**Supplied records:**
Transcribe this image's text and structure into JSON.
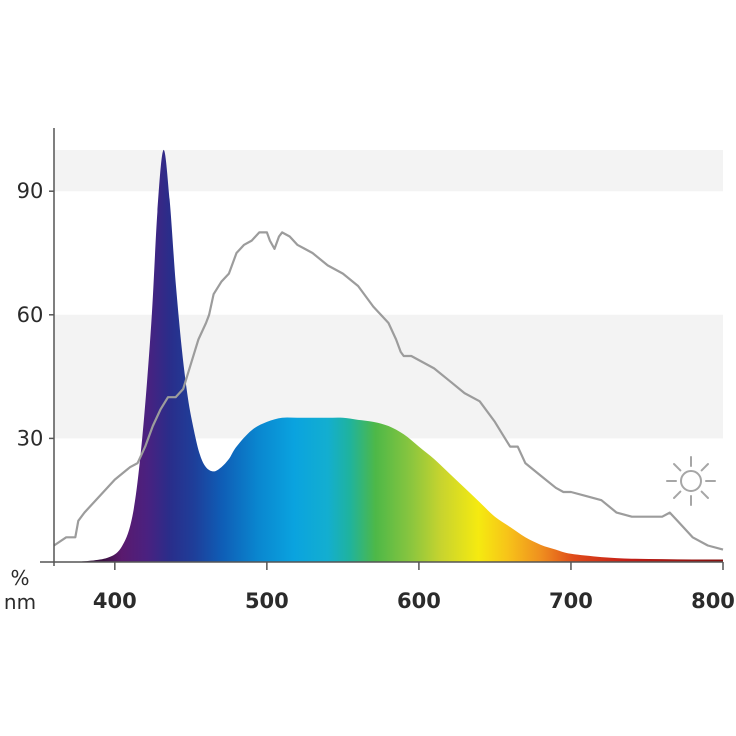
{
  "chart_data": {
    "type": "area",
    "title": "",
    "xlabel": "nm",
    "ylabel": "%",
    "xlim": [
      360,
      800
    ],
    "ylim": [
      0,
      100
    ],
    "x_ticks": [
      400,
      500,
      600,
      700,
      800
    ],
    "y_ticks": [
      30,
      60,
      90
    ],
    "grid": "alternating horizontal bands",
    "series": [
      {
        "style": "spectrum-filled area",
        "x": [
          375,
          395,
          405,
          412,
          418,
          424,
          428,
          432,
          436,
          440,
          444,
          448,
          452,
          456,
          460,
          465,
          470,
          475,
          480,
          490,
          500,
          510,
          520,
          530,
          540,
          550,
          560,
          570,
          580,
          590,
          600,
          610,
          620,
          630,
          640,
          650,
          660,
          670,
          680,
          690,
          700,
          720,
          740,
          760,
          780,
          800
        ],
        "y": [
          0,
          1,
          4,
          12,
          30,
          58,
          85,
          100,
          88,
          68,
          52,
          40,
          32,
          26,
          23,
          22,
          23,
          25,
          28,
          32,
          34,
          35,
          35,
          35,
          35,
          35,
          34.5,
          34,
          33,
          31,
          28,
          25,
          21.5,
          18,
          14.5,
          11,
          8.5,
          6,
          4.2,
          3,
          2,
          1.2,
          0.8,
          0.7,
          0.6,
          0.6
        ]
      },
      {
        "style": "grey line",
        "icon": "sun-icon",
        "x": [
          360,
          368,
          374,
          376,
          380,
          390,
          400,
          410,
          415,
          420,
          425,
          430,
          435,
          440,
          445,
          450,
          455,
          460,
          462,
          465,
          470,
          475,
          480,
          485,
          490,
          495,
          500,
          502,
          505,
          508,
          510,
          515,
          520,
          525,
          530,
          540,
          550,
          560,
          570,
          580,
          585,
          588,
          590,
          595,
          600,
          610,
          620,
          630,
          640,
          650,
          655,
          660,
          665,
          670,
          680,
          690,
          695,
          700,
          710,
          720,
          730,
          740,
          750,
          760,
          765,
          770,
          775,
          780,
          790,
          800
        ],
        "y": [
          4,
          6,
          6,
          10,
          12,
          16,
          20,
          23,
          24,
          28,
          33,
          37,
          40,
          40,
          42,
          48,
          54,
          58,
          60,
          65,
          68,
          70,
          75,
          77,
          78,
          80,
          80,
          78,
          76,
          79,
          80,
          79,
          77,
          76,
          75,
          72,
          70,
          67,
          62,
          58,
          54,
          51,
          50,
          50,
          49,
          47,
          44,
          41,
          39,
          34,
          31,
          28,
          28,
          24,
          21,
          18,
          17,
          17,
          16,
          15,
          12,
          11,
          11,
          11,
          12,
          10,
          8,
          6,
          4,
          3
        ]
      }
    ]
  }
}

**Instructions to follow:** The word "style" may appear on some lines. Report how many lines hold it, giving the number alone.

**Task solution:** 2